* **Input**:
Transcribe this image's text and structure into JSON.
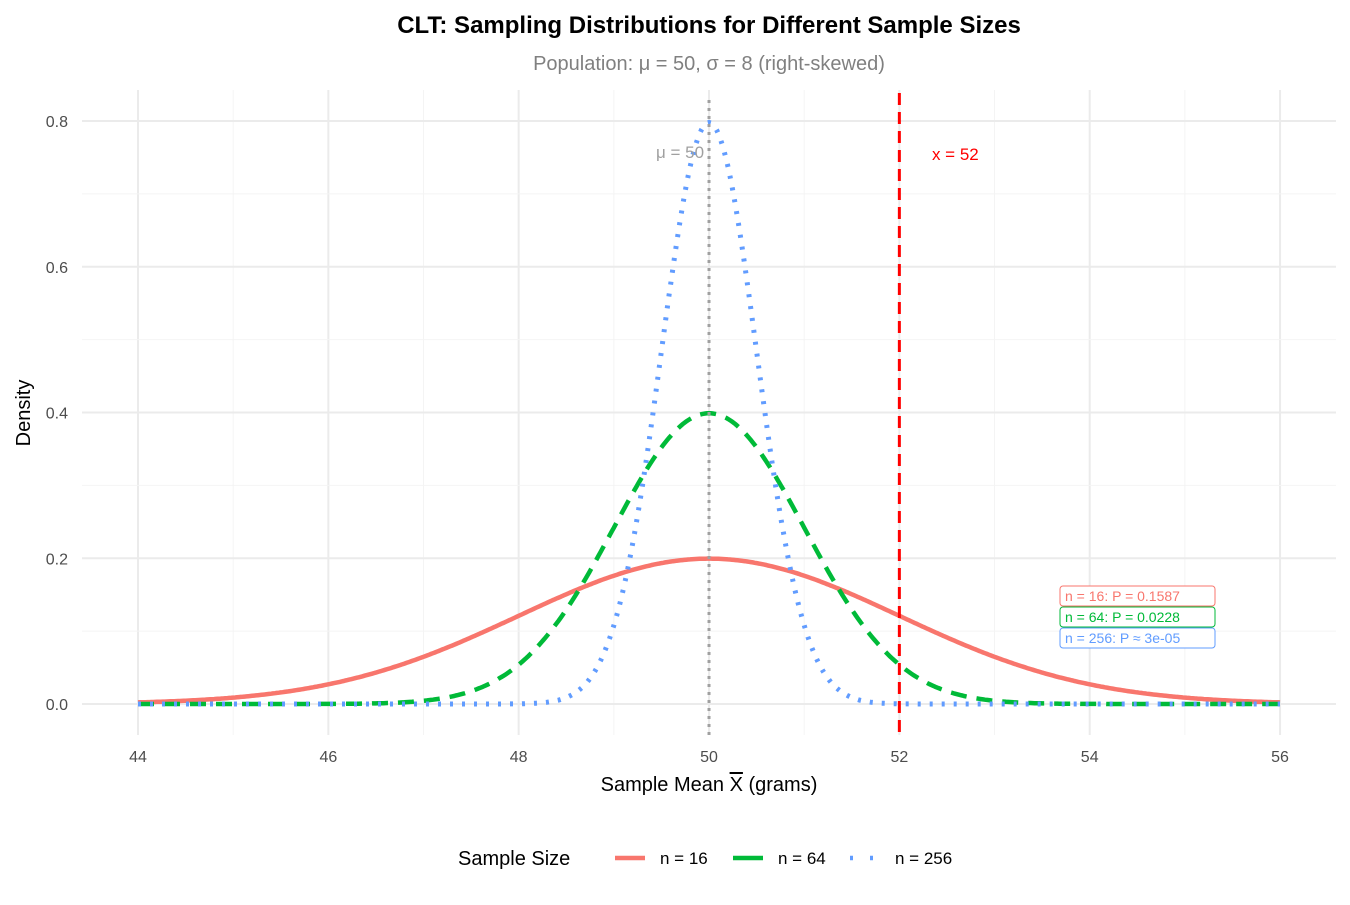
{
  "chart_data": {
    "type": "line",
    "title": "CLT: Sampling Distributions for Different Sample Sizes",
    "subtitle": "Population: μ = 50, σ = 8 (right-skewed)",
    "xlabel": "Sample Mean X̄ (grams)",
    "xlabel_main": "Sample Mean ",
    "xlabel_bar": "X",
    "xlabel_unit": " (grams)",
    "ylabel": "Density",
    "xlim": [
      44,
      56
    ],
    "ylim": [
      0,
      0.8
    ],
    "xticks": [
      44,
      46,
      48,
      50,
      52,
      54,
      56
    ],
    "yticks": [
      "0.0",
      "0.2",
      "0.4",
      "0.6",
      "0.8"
    ],
    "grid": true,
    "series": [
      {
        "name": "n = 16",
        "mean": 50,
        "sd": 2,
        "color": "#F8766D",
        "dash": "solid"
      },
      {
        "name": "n = 64",
        "mean": 50,
        "sd": 1,
        "color": "#00BA38",
        "dash": "dashed"
      },
      {
        "name": "n = 256",
        "mean": 50,
        "sd": 0.5,
        "color": "#619CFF",
        "dash": "dotted"
      }
    ],
    "vlines": [
      {
        "x": 50,
        "label": "μ = 50",
        "color": "#A0A0A0"
      },
      {
        "x": 52,
        "label": "x = 52",
        "color": "#FF0000"
      }
    ],
    "annotations": [
      "n = 16: P = 0.1587",
      "n = 64: P = 0.0228",
      "n = 256: P ≈ 3e-05"
    ],
    "legend": {
      "title": "Sample Size",
      "placement": "bottom"
    }
  }
}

* **Problem to work on**:
The records above are to be restated exactly, without their pictures.

* **Full output**:
Transcribe this image's text and structure into JSON.
{
  "chart_data": {
    "type": "line",
    "title": "CLT: Sampling Distributions for Different Sample Sizes",
    "subtitle": "Population: μ = 50, σ = 8 (right-skewed)",
    "xlabel": "Sample Mean X̄ (grams)",
    "xlabel_main": "Sample Mean ",
    "xlabel_bar": "X",
    "xlabel_unit": " (grams)",
    "ylabel": "Density",
    "xlim": [
      44,
      56
    ],
    "ylim": [
      0,
      0.8
    ],
    "xticks": [
      44,
      46,
      48,
      50,
      52,
      54,
      56
    ],
    "yticks": [
      "0.0",
      "0.2",
      "0.4",
      "0.6",
      "0.8"
    ],
    "grid": true,
    "series": [
      {
        "name": "n = 16",
        "mean": 50,
        "sd": 2,
        "color": "#F8766D",
        "dash": "solid"
      },
      {
        "name": "n = 64",
        "mean": 50,
        "sd": 1,
        "color": "#00BA38",
        "dash": "dashed"
      },
      {
        "name": "n = 256",
        "mean": 50,
        "sd": 0.5,
        "color": "#619CFF",
        "dash": "dotted"
      }
    ],
    "vlines": [
      {
        "x": 50,
        "label": "μ = 50",
        "color": "#A0A0A0"
      },
      {
        "x": 52,
        "label": "x = 52",
        "color": "#FF0000"
      }
    ],
    "annotations": [
      "n = 16: P = 0.1587",
      "n = 64: P = 0.0228",
      "n = 256: P ≈ 3e-05"
    ],
    "legend": {
      "title": "Sample Size",
      "placement": "bottom"
    }
  }
}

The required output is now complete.